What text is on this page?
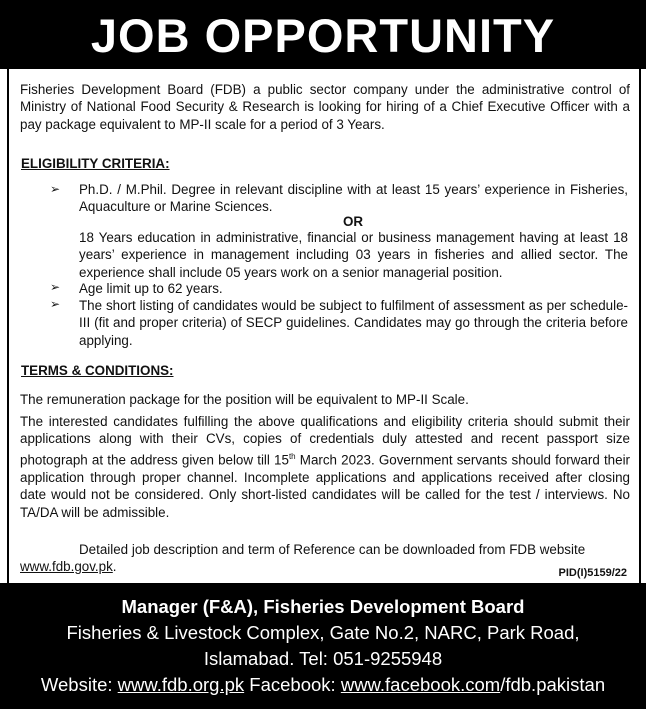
JOB OPPORTUNITY
Fisheries Development Board (FDB) a public sector company under the administrative control of Ministry of National Food Security & Research is looking for hiring of a Chief Executive Officer with a pay package equivalent to MP-II scale for a period of 3 Years.
ELIGIBILITY CRITERIA:
➢ Ph.D. / M.Phil. Degree in relevant discipline with at least 15 years’ experience in Fisheries, Aquaculture or Marine Sciences.
OR
18 Years education in administrative, financial or business management having at least 18 years’ experience in management including 03 years in fisheries and allied sector. The experience shall include 05 years work on a senior managerial position.
➢ Age limit up to 62 years.
➢ The short listing of candidates would be subject to fulfilment of assessment as per schedule- III (fit and proper criteria) of SECP guidelines. Candidates may go through the criteria before applying.
TERMS & CONDITIONS:
The remuneration package for the position will be equivalent to MP-II Scale.
The interested candidates fulfilling the above qualifications and eligibility criteria should submit their applications along with their CVs, copies of credentials duly attested and recent passport size photograph at the address given below till 15th March 2023. Government servants should forward their application through proper channel. Incomplete applications and applications received after closing date would not be considered. Only short-listed candidates will be called for the test / interviews. No TA/DA will be admissible.
Detailed job description and term of Reference can be downloaded from FDB website
www.fdb.gov.pk.	PID(I)5159/22
Manager (F&A), Fisheries Development Board
Fisheries & Livestock Complex, Gate No.2, NARC, Park Road,
Islamabad. Tel: 051-9255948
Website: www.fdb.org.pk Facebook: www.facebook.com/fdb.pakistan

EXERCISE DETAILS →
Every record above should be transcribed exactly; the pictures stay out of the copy.

EXPECTED ANSWER →
What text is on this page?
JOB OPPORTUNITY
Fisheries Development Board (FDB) a public sector company under the administrative control of Ministry of National Food Security & Research is looking for hiring of a Chief Executive Officer with a pay package equivalent to MP-II scale for a period of 3 Years.
ELIGIBILITY CRITERIA:
➢ Ph.D. / M.Phil. Degree in relevant discipline with at least 15 years’ experience in Fisheries, Aquaculture or Marine Sciences.
OR
18 Years education in administrative, financial or business management having at least 18 years’ experience in management including 03 years in fisheries and allied sector. The experience shall include 05 years work on a senior managerial position.
➢ Age limit up to 62 years.
➢ The short listing of candidates would be subject to fulfilment of assessment as per schedule- III (fit and proper criteria) of SECP guidelines. Candidates may go through the criteria before applying.
TERMS & CONDITIONS:
The remuneration package for the position will be equivalent to MP-II Scale.
The interested candidates fulfilling the above qualifications and eligibility criteria should submit their applications along with their CVs, copies of credentials duly attested and recent passport size photograph at the address given below till 15th March 2023. Government servants should forward their application through proper channel. Incomplete applications and applications received after closing date would not be considered. Only short-listed candidates will be called for the test / interviews. No TA/DA will be admissible.
Detailed job description and term of Reference can be downloaded from FDB website
www.fdb.gov.pk.	PID(I)5159/22
Manager (F&A), Fisheries Development Board
Fisheries & Livestock Complex, Gate No.2, NARC, Park Road,
Islamabad. Tel: 051-9255948
Website: www.fdb.org.pk Facebook: www.facebook.com/fdb.pakistan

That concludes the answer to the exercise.